Look through the listing and locate every line containing the word "Penny"; copy those lines.

○ ○ ○

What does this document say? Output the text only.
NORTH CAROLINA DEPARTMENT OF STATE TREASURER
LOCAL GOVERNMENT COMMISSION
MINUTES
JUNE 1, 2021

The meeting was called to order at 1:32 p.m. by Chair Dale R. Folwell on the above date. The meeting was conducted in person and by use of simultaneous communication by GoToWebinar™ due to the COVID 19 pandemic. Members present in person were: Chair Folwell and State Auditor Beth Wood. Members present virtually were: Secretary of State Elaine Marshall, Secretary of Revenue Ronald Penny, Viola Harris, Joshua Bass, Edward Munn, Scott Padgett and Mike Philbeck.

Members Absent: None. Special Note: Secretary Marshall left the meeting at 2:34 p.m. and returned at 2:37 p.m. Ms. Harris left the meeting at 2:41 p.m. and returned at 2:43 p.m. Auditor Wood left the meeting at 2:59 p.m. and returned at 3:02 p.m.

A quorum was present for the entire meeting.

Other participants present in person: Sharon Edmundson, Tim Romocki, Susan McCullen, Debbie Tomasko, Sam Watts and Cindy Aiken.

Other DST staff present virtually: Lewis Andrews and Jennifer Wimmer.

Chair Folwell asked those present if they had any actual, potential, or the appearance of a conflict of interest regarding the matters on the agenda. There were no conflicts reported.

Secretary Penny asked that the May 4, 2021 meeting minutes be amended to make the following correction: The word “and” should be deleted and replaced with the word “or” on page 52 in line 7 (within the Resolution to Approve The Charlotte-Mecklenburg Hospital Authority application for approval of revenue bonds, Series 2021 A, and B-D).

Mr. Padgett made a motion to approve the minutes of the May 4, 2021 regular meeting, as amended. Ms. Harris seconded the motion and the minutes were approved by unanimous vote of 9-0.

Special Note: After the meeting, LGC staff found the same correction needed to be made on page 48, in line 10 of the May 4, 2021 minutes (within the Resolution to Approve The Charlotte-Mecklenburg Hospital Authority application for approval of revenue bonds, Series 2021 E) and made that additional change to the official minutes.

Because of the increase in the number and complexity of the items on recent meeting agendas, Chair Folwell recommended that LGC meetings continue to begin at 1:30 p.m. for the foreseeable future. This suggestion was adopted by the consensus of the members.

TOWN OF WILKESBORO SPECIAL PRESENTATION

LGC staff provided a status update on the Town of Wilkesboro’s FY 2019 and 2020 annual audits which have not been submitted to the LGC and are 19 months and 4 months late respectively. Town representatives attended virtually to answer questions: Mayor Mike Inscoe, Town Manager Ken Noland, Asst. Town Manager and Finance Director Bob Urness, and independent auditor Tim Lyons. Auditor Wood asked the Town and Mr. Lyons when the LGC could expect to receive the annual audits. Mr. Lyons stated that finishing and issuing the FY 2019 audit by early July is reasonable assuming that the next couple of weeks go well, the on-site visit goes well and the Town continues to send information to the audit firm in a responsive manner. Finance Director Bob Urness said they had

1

○ ○ ○

▶ _FINISHED EXERCISE_:
The meeting was called to order at 1:32 p.m. by Chair Dale R. Folwell on the above date. The meeting was conducted in person and by use of simultaneous communication by GoToWebinar™ due to the COVID 19 pandemic. Members present in person were: Chair Folwell and State Auditor Beth Wood. Members present virtually were: Secretary of State Elaine Marshall, Secretary of Revenue Ronald Penny, Viola Harris, Joshua Bass, Edward Munn, Scott Padgett and Mike Philbeck.
Secretary Penny asked that the May 4, 2021 meeting minutes be amended to make the following correction: The word “and” should be deleted and replaced with the word “or” on page 52 in line 7 (within the Resolution to Approve The Charlotte-Mecklenburg Hospital Authority application for approval of revenue bonds, Series 2021 A, and B-D).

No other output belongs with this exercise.